**Instructions to follow**
Copy only the listing lines from the line containing "- us-precip-map: [557, 332, 739, 476]" through the line containing "- legend-label: 0.10: [268, 219, 295, 233]", replacing "state-border" with "state-boundary" and leaving everything else unchanged.

_ _ _

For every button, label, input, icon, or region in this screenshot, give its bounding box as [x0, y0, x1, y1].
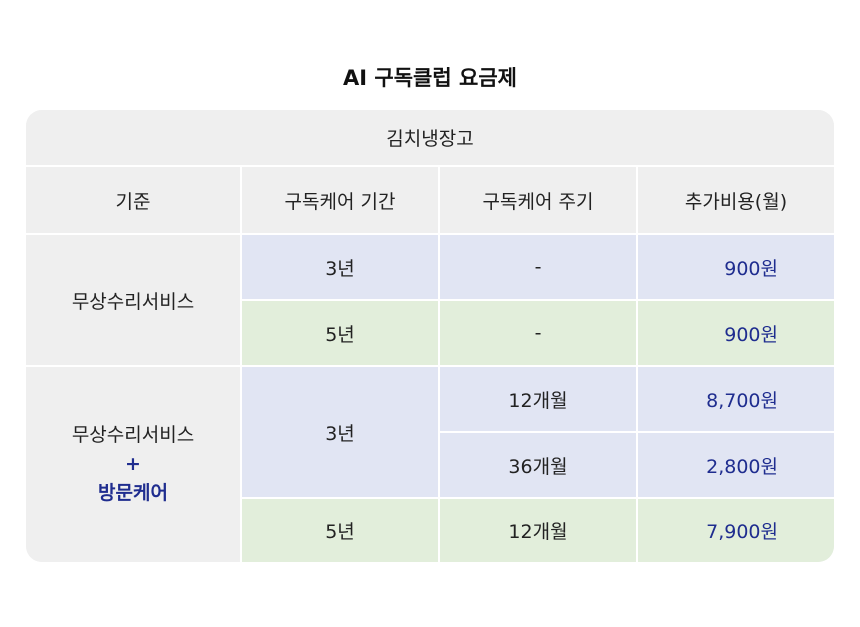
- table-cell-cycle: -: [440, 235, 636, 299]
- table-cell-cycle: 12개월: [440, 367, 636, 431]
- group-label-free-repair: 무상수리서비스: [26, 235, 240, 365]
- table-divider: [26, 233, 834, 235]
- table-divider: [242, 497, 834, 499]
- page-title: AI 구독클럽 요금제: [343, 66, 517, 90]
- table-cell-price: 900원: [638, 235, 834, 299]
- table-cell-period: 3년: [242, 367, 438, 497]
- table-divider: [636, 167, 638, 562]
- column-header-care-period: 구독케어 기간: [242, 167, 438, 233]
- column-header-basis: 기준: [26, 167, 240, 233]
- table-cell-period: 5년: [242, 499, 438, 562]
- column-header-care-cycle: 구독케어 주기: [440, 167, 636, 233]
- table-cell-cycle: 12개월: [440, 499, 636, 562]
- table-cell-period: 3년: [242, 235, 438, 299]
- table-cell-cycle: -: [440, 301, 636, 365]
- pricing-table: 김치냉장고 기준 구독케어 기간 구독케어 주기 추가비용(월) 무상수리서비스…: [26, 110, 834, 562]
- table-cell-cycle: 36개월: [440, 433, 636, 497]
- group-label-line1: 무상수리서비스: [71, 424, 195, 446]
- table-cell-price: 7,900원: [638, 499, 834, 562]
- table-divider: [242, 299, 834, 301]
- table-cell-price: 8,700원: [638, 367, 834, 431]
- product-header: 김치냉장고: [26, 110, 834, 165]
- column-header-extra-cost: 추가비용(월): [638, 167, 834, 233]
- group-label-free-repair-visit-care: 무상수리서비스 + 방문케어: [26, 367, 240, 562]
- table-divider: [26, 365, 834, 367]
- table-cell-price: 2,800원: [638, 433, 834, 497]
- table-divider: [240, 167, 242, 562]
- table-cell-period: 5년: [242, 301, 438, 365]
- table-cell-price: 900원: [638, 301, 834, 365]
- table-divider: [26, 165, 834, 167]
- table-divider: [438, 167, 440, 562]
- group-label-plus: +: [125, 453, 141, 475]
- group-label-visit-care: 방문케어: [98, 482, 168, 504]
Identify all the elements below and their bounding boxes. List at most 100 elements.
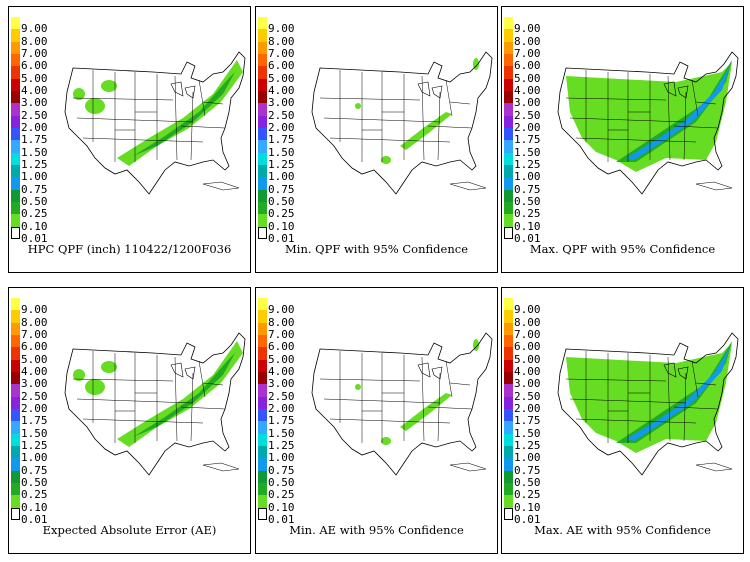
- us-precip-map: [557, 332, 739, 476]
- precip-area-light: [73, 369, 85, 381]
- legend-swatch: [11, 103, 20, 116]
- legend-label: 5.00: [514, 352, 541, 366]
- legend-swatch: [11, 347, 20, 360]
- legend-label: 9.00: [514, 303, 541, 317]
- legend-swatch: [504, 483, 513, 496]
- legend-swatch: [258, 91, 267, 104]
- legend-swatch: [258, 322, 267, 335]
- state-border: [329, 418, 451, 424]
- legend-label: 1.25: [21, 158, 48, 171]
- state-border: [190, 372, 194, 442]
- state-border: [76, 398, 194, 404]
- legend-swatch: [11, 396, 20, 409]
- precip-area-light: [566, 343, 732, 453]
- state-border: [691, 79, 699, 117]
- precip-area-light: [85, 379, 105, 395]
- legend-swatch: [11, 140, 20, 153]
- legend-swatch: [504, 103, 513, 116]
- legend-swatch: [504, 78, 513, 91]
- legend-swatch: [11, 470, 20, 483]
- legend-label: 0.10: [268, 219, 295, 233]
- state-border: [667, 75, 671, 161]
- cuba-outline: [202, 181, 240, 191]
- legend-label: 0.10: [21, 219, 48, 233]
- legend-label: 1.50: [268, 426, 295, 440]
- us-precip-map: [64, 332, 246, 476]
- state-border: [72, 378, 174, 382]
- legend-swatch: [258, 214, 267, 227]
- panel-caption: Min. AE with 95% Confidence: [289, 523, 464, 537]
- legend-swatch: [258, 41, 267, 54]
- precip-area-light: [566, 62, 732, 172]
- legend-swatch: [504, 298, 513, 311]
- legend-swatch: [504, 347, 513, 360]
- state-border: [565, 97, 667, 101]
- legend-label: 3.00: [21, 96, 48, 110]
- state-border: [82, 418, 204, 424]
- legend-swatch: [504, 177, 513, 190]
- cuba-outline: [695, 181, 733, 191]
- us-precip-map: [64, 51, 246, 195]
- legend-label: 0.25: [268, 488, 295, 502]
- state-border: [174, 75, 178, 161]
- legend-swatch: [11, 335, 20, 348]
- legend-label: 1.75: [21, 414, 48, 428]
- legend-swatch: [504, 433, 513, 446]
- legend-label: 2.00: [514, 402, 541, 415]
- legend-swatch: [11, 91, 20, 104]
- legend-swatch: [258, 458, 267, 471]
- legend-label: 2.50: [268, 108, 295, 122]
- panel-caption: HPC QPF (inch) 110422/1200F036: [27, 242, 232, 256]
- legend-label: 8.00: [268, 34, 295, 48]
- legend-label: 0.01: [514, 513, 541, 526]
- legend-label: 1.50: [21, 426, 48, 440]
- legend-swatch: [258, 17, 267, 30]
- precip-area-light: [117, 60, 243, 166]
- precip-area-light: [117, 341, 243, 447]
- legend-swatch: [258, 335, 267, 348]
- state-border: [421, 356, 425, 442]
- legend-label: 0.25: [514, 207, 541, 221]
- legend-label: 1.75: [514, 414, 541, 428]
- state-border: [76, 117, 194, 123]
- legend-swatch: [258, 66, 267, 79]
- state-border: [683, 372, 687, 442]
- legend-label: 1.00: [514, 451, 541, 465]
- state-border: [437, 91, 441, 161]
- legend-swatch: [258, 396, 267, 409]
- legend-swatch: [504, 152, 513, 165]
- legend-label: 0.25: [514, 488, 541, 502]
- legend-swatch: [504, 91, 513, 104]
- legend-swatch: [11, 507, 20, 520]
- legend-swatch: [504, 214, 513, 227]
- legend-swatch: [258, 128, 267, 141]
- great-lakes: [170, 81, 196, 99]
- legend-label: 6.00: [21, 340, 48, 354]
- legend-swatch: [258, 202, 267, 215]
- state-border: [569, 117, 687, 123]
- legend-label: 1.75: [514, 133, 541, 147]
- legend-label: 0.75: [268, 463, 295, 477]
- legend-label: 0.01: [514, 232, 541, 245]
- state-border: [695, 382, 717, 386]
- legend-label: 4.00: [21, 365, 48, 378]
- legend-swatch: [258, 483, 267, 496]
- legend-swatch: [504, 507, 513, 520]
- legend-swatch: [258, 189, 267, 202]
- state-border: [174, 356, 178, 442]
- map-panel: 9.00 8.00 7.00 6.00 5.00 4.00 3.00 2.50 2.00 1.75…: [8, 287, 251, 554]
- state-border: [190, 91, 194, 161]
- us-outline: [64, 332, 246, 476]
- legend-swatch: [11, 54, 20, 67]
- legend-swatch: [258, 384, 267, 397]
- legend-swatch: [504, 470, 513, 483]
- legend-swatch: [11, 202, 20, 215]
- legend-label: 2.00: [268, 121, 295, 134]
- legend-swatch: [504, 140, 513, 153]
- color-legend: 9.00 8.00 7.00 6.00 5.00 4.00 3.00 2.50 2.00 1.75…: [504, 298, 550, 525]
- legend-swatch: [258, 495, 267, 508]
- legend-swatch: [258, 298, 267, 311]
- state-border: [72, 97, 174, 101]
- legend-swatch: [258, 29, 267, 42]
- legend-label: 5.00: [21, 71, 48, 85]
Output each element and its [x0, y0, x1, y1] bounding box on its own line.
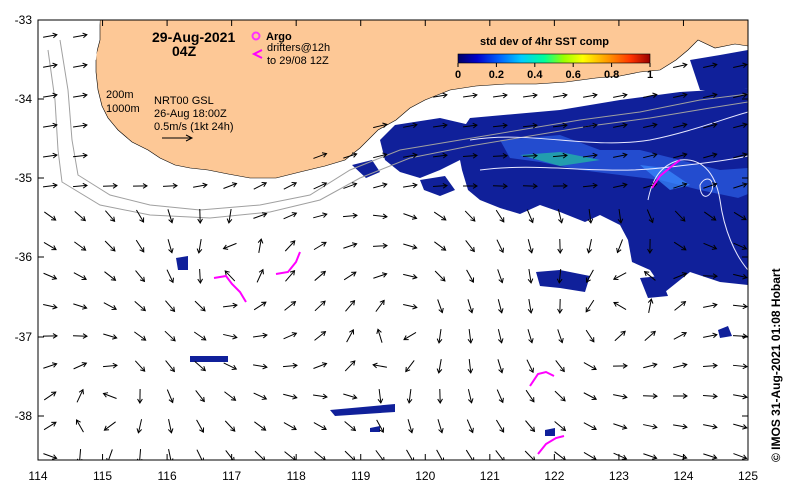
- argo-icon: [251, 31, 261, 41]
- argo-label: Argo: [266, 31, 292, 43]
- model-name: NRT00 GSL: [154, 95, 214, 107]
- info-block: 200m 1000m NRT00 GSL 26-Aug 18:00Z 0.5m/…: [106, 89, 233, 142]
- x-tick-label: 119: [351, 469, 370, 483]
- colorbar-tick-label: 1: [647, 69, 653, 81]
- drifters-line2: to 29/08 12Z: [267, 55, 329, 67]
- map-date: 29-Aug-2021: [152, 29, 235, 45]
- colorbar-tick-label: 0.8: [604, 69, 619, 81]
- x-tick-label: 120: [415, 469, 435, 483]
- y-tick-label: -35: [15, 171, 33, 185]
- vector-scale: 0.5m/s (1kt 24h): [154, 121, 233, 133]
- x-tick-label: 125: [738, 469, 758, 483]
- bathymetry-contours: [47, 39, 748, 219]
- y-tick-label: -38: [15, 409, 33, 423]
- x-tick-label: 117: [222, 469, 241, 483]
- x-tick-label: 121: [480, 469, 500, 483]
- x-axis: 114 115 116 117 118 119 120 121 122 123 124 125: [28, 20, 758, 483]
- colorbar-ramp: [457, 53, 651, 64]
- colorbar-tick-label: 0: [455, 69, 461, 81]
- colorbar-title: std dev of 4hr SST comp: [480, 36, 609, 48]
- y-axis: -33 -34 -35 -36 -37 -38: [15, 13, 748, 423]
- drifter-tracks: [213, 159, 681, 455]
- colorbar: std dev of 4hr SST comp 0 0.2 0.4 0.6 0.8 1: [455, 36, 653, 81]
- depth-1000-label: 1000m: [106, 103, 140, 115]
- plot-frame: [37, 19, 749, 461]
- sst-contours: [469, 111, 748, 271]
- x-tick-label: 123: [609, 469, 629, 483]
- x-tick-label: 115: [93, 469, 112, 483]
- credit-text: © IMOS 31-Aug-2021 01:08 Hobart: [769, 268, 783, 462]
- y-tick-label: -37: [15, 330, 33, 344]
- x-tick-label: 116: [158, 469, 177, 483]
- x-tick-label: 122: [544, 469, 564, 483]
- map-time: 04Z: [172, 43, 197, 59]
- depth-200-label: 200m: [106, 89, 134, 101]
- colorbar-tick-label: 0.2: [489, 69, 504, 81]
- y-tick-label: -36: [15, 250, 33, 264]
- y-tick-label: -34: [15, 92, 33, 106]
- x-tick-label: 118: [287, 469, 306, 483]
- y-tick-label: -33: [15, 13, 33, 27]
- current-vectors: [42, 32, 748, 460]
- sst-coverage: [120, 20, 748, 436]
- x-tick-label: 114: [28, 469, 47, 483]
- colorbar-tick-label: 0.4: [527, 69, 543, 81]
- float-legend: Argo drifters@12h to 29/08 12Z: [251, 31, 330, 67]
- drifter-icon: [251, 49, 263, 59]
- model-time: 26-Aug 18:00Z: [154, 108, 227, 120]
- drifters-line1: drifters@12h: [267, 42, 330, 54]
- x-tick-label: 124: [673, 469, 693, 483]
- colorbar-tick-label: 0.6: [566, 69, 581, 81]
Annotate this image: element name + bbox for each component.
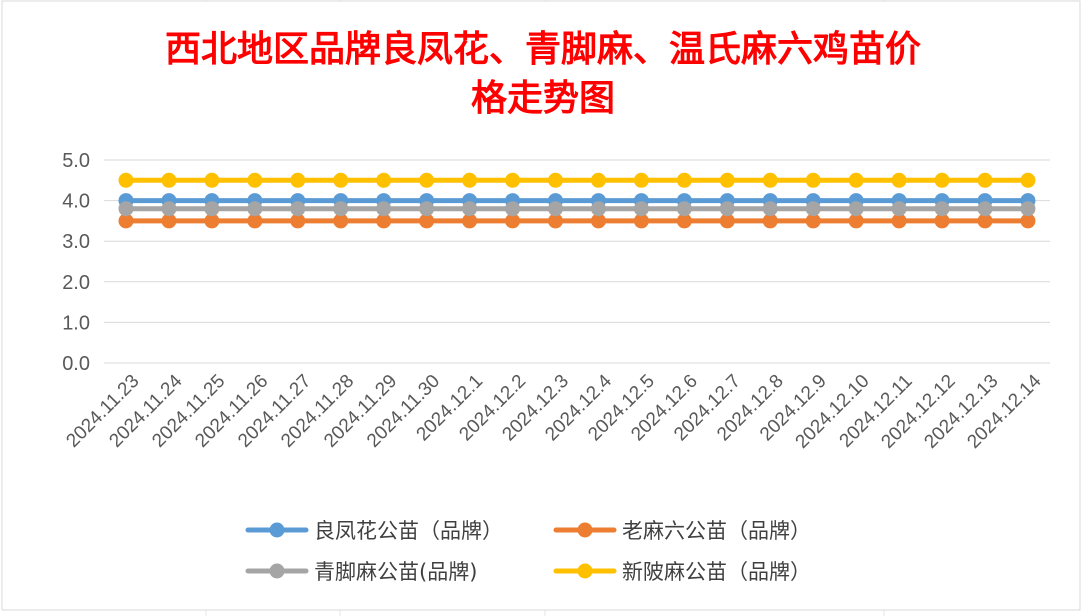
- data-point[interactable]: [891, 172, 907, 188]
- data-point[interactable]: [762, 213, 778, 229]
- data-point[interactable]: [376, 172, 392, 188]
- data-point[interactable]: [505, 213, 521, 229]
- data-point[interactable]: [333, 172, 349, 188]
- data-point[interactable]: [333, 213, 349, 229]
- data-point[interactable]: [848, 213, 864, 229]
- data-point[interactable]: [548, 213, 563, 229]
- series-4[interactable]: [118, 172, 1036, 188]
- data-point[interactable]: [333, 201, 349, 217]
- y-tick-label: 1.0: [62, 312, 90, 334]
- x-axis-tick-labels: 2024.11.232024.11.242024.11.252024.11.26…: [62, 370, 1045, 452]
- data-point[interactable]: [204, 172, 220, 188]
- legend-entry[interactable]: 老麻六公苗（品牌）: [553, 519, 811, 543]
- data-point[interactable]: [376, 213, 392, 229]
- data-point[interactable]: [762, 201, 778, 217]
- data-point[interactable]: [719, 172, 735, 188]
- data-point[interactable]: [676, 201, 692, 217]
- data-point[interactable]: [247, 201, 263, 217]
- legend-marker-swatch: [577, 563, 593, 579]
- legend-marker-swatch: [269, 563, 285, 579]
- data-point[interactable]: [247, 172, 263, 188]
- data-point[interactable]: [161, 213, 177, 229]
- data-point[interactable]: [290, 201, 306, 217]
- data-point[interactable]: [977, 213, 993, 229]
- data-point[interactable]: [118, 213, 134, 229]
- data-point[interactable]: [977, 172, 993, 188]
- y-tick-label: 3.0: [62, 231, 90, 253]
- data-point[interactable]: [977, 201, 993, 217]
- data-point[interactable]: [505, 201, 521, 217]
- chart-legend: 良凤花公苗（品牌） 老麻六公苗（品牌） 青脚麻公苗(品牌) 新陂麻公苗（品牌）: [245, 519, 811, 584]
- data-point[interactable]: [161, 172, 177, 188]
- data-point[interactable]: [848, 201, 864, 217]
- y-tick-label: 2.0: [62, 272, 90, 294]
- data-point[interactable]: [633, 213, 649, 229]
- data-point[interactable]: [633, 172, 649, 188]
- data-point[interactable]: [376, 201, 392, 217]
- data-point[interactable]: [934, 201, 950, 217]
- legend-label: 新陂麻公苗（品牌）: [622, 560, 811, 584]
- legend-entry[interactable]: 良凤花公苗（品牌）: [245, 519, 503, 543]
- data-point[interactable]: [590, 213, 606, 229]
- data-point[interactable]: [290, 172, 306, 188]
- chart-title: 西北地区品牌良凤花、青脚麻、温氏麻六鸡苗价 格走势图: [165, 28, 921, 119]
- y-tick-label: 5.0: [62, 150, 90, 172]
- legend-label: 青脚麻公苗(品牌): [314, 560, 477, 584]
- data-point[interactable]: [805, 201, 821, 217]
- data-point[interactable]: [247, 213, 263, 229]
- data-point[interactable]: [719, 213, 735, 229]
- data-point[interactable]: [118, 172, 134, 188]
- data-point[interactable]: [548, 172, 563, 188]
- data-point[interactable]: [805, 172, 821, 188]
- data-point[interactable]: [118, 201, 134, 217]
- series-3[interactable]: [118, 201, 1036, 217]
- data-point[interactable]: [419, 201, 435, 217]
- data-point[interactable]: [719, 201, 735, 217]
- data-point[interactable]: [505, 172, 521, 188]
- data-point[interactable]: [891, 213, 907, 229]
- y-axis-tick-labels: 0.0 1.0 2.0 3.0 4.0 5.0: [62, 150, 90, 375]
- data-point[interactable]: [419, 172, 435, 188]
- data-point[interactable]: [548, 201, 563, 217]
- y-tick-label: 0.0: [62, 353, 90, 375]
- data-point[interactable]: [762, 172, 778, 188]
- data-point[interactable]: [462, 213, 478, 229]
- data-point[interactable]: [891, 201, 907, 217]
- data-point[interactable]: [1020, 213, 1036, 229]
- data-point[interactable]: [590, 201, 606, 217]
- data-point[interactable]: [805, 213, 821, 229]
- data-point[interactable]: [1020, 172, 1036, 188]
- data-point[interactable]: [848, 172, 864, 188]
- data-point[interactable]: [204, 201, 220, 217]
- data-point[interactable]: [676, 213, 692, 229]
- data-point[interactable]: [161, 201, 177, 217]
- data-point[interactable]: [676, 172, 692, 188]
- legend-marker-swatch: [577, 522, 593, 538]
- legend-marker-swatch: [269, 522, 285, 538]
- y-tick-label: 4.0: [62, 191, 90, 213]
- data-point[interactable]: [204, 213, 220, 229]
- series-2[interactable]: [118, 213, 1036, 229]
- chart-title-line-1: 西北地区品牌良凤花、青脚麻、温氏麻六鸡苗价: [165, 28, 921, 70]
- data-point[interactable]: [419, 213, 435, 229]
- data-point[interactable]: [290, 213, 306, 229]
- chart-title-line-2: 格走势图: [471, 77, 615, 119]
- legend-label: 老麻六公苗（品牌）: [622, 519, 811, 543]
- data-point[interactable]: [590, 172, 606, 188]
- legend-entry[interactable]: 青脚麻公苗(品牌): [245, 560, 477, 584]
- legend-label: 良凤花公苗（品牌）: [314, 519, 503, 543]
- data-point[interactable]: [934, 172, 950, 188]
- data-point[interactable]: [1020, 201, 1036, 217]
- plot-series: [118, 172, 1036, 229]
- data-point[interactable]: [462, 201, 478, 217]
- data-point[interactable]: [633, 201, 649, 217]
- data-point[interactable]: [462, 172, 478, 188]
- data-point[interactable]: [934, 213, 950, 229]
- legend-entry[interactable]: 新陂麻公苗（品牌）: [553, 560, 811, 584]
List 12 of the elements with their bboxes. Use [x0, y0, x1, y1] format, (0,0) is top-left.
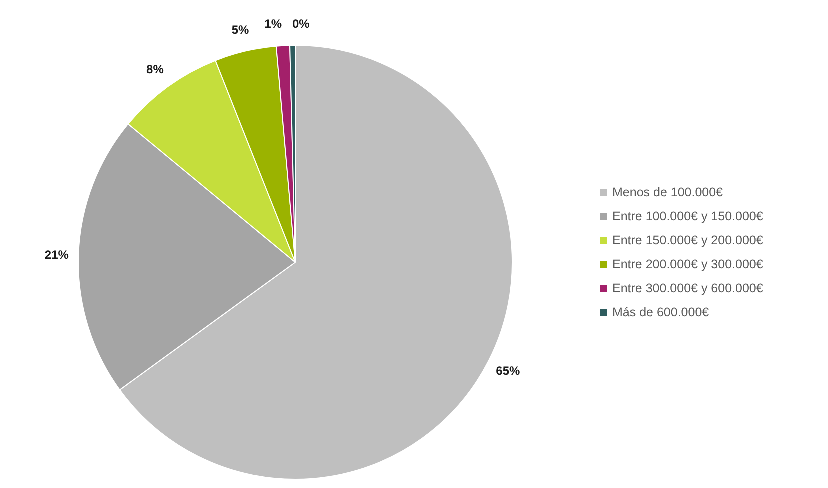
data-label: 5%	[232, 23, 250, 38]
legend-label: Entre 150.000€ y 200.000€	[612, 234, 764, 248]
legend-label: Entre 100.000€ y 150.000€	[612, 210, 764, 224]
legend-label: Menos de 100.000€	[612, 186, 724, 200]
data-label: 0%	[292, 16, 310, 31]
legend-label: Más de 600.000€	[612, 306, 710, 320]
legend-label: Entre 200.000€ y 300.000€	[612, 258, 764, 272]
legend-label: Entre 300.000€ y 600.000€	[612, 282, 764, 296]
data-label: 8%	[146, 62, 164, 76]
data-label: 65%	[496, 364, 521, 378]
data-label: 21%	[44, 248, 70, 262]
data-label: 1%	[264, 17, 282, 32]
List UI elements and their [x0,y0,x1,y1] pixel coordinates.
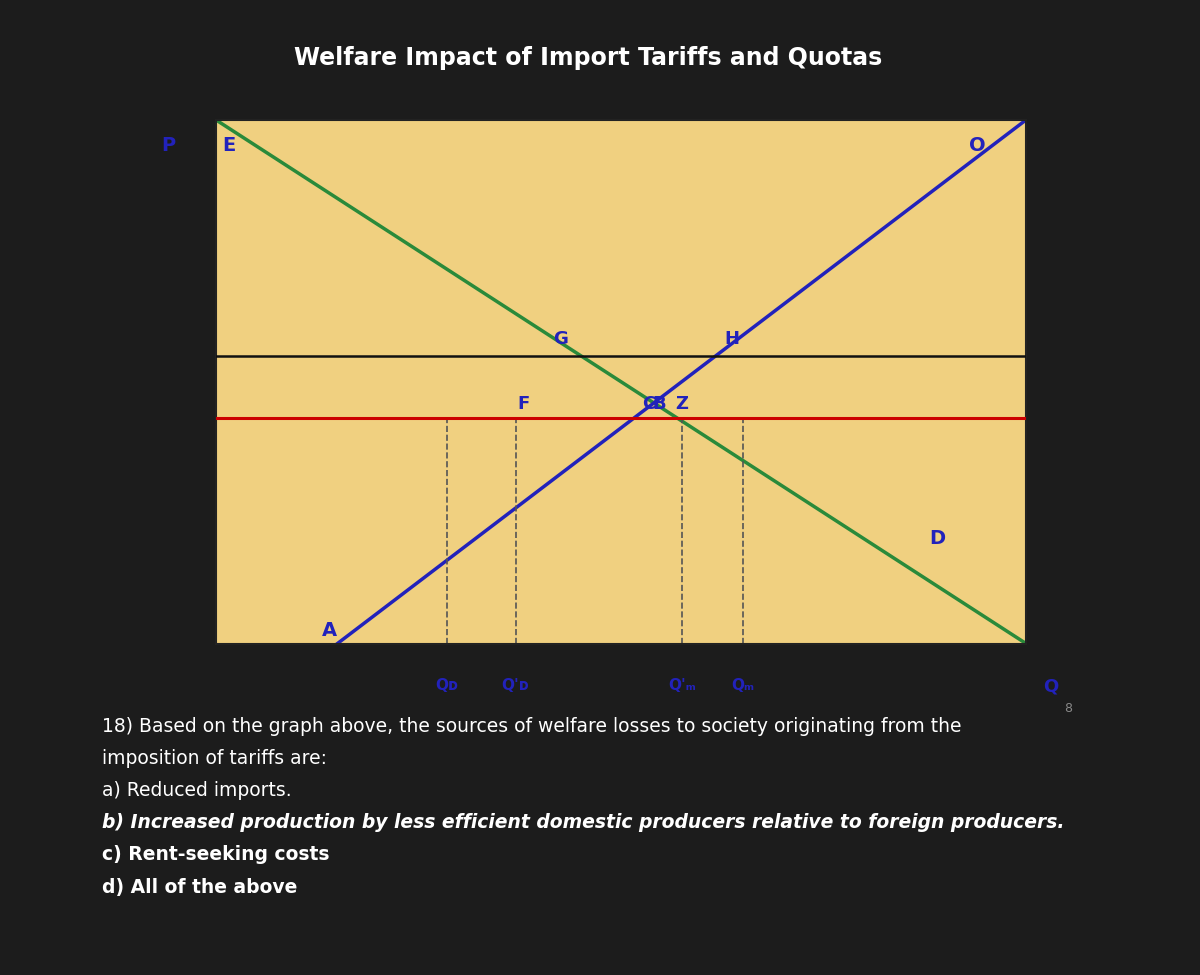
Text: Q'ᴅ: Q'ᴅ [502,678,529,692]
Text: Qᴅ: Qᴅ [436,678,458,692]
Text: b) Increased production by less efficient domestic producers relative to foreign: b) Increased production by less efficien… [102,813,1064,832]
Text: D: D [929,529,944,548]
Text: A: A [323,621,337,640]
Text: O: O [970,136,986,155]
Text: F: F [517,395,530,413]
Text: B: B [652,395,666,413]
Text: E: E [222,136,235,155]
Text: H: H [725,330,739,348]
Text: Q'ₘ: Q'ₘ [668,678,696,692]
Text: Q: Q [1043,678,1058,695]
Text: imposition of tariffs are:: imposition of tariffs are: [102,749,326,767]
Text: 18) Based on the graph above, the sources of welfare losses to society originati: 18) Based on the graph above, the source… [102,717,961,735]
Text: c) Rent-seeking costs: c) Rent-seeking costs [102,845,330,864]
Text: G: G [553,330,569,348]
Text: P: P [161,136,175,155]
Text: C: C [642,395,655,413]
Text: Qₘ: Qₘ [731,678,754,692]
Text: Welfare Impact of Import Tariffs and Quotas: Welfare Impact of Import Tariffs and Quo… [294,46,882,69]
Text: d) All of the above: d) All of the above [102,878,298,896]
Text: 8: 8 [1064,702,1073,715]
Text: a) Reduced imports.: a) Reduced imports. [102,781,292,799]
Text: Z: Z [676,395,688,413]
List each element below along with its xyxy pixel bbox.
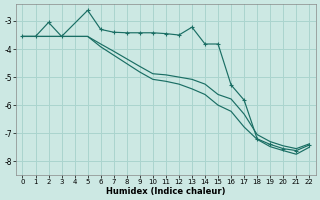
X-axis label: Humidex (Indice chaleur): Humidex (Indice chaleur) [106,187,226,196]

_ _ _

**Output below**
- us-precip-map: [557, 332, 739, 476]
- precip-area-light: [73, 369, 85, 381]
- legend-swatch: [11, 103, 20, 116]
- legend-label: 5.00: [514, 352, 541, 366]
- legend-swatch: [11, 347, 20, 360]
- legend-label: 9.00: [514, 303, 541, 317]
- legend-swatch: [504, 483, 513, 496]
- legend-swatch: [258, 91, 267, 104]
- legend-swatch: [258, 322, 267, 335]
- state-boundary: [329, 418, 451, 424]
- legend-label: 1.25: [21, 158, 48, 171]
- state-boundary: [190, 372, 194, 442]
- state-boundary: [76, 398, 194, 404]
- legend-swatch: [11, 396, 20, 409]
- precip-area-light: [566, 343, 732, 453]
- state-boundary: [691, 79, 699, 117]
- precip-area-light: [85, 379, 105, 395]
- legend-swatch: [11, 140, 20, 153]
- legend-swatch: [504, 103, 513, 116]
- legend-swatch: [504, 78, 513, 91]
- legend-swatch: [11, 470, 20, 483]
- legend-label: 0.10: [268, 219, 295, 233]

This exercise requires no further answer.